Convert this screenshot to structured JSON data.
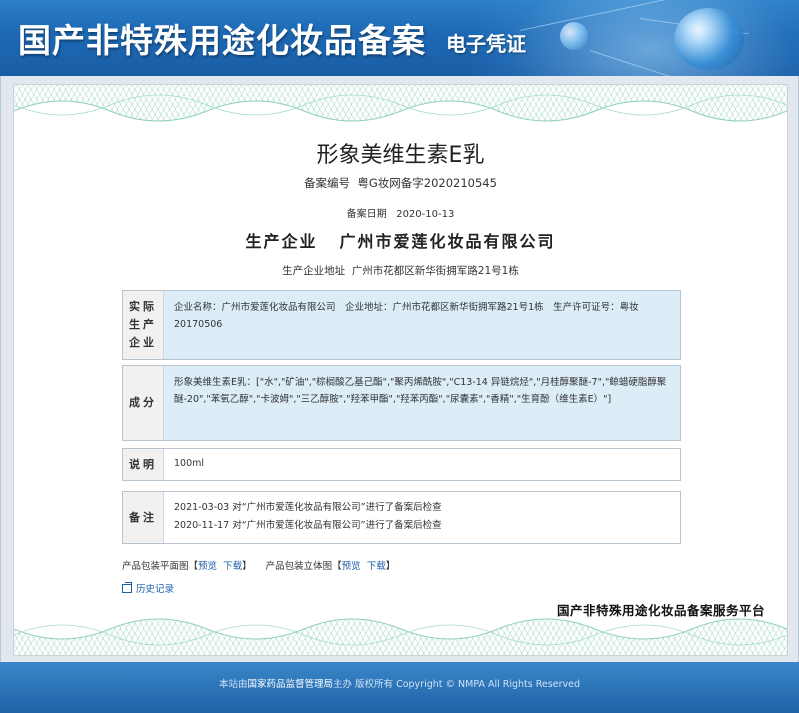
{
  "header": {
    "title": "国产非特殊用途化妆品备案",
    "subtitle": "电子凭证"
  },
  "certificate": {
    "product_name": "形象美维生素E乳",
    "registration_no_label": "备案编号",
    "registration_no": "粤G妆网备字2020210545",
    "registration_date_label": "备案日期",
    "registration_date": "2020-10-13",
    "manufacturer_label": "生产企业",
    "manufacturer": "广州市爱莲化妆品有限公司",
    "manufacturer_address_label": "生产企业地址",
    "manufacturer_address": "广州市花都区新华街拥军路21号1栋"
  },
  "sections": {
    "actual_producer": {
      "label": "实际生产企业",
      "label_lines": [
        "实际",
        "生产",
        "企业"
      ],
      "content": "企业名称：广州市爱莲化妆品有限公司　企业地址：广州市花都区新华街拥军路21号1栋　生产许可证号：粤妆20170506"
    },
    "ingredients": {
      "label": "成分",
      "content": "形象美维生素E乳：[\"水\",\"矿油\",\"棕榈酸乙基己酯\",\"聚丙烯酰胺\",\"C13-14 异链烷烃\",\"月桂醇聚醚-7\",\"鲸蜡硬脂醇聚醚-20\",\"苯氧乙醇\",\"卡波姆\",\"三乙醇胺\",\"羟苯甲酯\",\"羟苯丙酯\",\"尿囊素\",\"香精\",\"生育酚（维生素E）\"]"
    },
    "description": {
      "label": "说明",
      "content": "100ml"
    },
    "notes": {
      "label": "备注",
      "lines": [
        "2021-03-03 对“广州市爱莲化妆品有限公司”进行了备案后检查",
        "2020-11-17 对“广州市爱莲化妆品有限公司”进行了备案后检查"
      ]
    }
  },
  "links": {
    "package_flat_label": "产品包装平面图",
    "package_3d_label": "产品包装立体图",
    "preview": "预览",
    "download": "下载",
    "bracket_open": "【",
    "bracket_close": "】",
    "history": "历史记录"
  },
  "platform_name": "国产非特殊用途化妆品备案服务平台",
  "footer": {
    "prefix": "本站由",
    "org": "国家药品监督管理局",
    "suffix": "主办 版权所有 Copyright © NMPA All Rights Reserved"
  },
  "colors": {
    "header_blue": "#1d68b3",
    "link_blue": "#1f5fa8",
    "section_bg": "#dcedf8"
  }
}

++++++++++++++++++++

### WRITTEN INSTRUCTION:
A faithful copy of the records above is needed, with the pictures left out.

### THE ANSWER:
Convert this screenshot to structured JSON data.
{
  "header": {
    "title": "国产非特殊用途化妆品备案",
    "subtitle": "电子凭证"
  },
  "certificate": {
    "product_name": "形象美维生素E乳",
    "registration_no_label": "备案编号",
    "registration_no": "粤G妆网备字2020210545",
    "registration_date_label": "备案日期",
    "registration_date": "2020-10-13",
    "manufacturer_label": "生产企业",
    "manufacturer": "广州市爱莲化妆品有限公司",
    "manufacturer_address_label": "生产企业地址",
    "manufacturer_address": "广州市花都区新华街拥军路21号1栋"
  },
  "sections": {
    "actual_producer": {
      "label": "实际生产企业",
      "label_lines": [
        "实际",
        "生产",
        "企业"
      ],
      "content": "企业名称：广州市爱莲化妆品有限公司　企业地址：广州市花都区新华街拥军路21号1栋　生产许可证号：粤妆20170506"
    },
    "ingredients": {
      "label": "成分",
      "content": "形象美维生素E乳：[\"水\",\"矿油\",\"棕榈酸乙基己酯\",\"聚丙烯酰胺\",\"C13-14 异链烷烃\",\"月桂醇聚醚-7\",\"鲸蜡硬脂醇聚醚-20\",\"苯氧乙醇\",\"卡波姆\",\"三乙醇胺\",\"羟苯甲酯\",\"羟苯丙酯\",\"尿囊素\",\"香精\",\"生育酚（维生素E）\"]"
    },
    "description": {
      "label": "说明",
      "content": "100ml"
    },
    "notes": {
      "label": "备注",
      "lines": [
        "2021-03-03 对“广州市爱莲化妆品有限公司”进行了备案后检查",
        "2020-11-17 对“广州市爱莲化妆品有限公司”进行了备案后检查"
      ]
    }
  },
  "links": {
    "package_flat_label": "产品包装平面图",
    "package_3d_label": "产品包装立体图",
    "preview": "预览",
    "download": "下载",
    "bracket_open": "【",
    "bracket_close": "】",
    "history": "历史记录"
  },
  "platform_name": "国产非特殊用途化妆品备案服务平台",
  "footer": {
    "prefix": "本站由",
    "org": "国家药品监督管理局",
    "suffix": "主办 版权所有 Copyright © NMPA All Rights Reserved"
  },
  "colors": {
    "header_blue": "#1d68b3",
    "link_blue": "#1f5fa8",
    "section_bg": "#dcedf8"
  }
}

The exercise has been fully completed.